Problem to work on —
Pick out all lines in the listing holding the string "Forgot" and copy them.

═══

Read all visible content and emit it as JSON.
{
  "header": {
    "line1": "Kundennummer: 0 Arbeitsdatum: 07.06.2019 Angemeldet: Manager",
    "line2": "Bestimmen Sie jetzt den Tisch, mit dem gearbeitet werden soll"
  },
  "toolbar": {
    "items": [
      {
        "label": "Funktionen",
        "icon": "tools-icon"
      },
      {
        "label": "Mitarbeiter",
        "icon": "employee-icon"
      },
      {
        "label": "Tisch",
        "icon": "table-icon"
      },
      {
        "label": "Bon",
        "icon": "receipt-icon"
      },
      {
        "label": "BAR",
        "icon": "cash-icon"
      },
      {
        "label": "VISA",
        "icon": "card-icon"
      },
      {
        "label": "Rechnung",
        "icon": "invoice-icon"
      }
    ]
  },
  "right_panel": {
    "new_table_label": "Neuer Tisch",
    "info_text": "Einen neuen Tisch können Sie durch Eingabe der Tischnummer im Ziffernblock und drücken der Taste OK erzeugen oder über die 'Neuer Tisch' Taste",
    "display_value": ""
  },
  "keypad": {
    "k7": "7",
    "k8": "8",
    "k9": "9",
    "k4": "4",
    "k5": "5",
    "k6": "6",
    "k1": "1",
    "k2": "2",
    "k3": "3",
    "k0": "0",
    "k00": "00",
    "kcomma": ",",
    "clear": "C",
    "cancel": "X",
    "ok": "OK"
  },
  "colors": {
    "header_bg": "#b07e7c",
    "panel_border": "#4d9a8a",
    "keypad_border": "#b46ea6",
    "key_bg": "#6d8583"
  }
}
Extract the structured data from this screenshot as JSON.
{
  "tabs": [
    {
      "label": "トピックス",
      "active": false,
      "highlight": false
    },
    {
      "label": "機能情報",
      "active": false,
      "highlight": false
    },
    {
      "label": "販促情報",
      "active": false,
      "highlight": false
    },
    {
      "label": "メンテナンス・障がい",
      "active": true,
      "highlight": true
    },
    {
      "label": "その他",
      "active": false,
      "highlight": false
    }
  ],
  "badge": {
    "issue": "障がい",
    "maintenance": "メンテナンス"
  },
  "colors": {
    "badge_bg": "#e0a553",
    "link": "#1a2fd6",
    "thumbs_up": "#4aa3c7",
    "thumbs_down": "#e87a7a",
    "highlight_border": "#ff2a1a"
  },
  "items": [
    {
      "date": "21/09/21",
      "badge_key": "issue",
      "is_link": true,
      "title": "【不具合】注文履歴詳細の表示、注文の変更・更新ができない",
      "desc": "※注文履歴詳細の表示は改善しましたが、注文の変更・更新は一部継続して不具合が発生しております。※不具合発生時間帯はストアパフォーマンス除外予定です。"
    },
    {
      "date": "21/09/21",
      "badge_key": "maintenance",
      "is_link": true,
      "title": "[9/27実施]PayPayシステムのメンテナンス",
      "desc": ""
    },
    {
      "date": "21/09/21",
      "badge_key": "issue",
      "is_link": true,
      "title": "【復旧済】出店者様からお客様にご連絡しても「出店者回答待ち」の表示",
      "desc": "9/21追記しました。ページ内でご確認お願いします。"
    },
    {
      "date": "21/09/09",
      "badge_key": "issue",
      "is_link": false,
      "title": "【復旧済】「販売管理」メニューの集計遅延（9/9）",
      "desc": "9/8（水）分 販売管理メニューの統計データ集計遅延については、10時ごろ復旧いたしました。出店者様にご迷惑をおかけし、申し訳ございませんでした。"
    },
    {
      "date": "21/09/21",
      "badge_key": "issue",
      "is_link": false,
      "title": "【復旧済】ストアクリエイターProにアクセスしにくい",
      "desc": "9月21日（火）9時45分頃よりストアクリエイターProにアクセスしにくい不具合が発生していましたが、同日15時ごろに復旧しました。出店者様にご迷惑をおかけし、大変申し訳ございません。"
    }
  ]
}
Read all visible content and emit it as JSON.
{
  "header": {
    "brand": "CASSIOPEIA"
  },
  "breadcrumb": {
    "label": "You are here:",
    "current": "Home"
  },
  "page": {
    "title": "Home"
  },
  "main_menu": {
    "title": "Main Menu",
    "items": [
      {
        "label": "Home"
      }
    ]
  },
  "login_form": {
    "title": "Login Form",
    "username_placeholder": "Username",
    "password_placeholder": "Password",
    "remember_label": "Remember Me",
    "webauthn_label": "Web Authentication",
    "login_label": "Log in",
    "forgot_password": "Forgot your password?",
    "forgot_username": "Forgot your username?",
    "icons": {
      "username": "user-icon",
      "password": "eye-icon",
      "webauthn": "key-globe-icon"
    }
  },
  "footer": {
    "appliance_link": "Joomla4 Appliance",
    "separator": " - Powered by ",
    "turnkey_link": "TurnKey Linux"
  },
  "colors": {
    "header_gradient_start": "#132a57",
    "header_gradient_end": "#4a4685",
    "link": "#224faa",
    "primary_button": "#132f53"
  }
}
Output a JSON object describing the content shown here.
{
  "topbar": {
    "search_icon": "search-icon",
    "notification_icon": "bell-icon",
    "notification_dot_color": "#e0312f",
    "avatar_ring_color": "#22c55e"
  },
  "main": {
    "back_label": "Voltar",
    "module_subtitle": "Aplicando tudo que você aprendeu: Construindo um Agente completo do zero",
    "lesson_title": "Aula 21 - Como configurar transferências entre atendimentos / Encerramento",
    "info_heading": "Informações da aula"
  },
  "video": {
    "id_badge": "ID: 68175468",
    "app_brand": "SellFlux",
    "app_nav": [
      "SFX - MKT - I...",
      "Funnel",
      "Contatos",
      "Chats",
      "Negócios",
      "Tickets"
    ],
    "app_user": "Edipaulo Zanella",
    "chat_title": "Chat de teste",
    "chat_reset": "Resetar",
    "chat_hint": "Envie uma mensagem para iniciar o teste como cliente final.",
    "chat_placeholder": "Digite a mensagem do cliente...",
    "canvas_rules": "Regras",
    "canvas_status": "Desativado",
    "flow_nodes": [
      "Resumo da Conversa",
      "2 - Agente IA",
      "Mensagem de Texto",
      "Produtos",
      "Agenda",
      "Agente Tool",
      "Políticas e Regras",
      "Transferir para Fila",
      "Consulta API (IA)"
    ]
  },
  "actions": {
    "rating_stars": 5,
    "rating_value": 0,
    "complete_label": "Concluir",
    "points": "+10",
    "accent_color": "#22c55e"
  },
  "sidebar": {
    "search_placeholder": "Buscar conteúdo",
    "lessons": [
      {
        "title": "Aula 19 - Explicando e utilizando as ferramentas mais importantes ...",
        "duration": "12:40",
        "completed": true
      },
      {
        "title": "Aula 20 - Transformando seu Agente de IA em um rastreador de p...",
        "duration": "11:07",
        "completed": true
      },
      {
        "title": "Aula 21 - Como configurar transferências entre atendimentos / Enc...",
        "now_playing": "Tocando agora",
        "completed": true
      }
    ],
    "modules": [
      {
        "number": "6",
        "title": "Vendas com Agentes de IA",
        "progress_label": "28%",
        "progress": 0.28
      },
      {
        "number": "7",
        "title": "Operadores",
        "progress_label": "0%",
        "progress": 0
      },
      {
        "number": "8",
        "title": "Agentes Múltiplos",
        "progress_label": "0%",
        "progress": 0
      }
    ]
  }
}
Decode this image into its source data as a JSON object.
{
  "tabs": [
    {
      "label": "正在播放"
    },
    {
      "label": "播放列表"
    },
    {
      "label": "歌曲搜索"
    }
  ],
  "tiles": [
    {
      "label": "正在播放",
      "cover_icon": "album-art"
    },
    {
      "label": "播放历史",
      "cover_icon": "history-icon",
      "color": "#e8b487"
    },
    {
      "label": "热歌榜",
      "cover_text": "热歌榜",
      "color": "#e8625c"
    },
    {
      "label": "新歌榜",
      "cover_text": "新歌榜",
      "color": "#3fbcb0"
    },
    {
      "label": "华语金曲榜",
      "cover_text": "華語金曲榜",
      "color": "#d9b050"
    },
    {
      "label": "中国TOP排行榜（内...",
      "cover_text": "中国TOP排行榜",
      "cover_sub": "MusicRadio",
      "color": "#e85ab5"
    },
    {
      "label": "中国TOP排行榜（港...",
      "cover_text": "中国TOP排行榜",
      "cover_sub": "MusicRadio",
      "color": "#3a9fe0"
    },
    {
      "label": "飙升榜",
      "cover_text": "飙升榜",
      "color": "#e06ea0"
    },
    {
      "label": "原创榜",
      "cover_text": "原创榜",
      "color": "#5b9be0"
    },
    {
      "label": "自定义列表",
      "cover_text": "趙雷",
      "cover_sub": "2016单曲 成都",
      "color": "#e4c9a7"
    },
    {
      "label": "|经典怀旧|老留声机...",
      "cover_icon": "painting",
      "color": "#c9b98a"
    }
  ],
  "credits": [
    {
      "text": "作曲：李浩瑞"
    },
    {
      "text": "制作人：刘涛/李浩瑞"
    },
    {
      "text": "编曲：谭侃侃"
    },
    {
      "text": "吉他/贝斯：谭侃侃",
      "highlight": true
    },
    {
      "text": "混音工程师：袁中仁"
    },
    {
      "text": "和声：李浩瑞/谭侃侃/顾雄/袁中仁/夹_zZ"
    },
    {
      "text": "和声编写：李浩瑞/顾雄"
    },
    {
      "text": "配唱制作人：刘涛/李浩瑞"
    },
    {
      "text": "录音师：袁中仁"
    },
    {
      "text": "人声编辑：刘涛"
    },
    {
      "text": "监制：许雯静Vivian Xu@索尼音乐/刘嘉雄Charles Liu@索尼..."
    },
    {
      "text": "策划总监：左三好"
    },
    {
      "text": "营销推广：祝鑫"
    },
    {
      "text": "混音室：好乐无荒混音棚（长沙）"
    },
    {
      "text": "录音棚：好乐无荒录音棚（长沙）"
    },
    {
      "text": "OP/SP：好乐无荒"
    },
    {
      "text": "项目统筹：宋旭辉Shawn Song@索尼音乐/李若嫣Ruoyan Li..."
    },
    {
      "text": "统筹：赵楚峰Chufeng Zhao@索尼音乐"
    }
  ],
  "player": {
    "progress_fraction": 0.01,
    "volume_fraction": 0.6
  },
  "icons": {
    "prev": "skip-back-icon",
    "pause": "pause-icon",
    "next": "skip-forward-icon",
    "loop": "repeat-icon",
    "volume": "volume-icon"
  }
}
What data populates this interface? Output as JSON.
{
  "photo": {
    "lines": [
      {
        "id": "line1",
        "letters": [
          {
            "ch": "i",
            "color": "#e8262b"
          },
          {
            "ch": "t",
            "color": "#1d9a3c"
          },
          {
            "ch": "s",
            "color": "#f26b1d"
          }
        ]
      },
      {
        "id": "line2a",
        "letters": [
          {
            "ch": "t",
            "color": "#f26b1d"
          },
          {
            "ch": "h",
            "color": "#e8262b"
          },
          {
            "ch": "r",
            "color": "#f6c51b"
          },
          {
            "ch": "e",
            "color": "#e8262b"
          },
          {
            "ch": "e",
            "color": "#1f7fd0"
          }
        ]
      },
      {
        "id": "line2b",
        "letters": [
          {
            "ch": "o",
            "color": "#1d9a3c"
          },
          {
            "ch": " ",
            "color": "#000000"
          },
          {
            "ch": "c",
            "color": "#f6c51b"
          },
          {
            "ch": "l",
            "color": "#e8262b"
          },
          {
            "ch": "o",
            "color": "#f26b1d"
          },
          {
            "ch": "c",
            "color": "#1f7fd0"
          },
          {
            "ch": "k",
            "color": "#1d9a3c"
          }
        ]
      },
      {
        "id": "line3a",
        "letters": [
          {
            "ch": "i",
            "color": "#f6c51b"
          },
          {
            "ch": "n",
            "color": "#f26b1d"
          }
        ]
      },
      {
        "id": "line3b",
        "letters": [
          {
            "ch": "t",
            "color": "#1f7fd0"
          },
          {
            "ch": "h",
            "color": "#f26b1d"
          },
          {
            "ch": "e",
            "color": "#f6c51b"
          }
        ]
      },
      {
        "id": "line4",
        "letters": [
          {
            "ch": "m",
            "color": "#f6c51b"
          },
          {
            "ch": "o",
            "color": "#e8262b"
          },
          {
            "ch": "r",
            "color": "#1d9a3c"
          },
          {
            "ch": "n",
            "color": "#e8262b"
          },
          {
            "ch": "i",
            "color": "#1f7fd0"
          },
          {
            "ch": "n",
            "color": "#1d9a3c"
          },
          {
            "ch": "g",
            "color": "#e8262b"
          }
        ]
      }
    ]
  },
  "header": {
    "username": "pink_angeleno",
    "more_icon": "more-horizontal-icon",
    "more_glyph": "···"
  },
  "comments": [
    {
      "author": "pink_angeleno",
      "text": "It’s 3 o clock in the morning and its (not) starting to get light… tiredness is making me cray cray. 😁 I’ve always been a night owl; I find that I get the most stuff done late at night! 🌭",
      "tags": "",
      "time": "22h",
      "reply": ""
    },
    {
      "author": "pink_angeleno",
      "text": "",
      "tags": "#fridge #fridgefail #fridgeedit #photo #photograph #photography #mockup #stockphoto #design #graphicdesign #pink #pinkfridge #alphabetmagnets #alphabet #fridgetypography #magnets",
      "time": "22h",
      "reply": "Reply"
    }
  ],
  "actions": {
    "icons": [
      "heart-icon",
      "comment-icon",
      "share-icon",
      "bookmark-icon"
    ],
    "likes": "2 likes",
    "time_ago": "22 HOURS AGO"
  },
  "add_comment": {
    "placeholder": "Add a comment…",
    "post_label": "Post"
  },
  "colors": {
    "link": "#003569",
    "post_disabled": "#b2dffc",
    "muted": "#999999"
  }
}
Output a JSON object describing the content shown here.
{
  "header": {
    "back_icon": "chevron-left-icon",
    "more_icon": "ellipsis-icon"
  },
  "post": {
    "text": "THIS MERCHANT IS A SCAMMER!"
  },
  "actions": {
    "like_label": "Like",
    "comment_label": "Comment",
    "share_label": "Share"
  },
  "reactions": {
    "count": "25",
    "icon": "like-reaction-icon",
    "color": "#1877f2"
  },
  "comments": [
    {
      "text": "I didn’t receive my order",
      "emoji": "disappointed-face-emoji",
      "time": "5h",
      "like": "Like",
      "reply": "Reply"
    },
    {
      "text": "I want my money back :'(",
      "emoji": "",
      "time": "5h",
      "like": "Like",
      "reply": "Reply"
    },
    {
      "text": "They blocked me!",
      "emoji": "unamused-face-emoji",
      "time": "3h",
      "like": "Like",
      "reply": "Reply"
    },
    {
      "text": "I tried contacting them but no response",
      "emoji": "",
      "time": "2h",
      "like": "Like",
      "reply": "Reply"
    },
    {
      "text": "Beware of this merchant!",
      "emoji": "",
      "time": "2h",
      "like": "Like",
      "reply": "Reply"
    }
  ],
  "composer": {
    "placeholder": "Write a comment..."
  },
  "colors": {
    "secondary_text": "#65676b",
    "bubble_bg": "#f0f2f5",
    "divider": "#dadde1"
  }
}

═══

Reply to the exercise —
    "forgot_password": "Forgot your password?",
    "forgot_username": "Forgot your username?",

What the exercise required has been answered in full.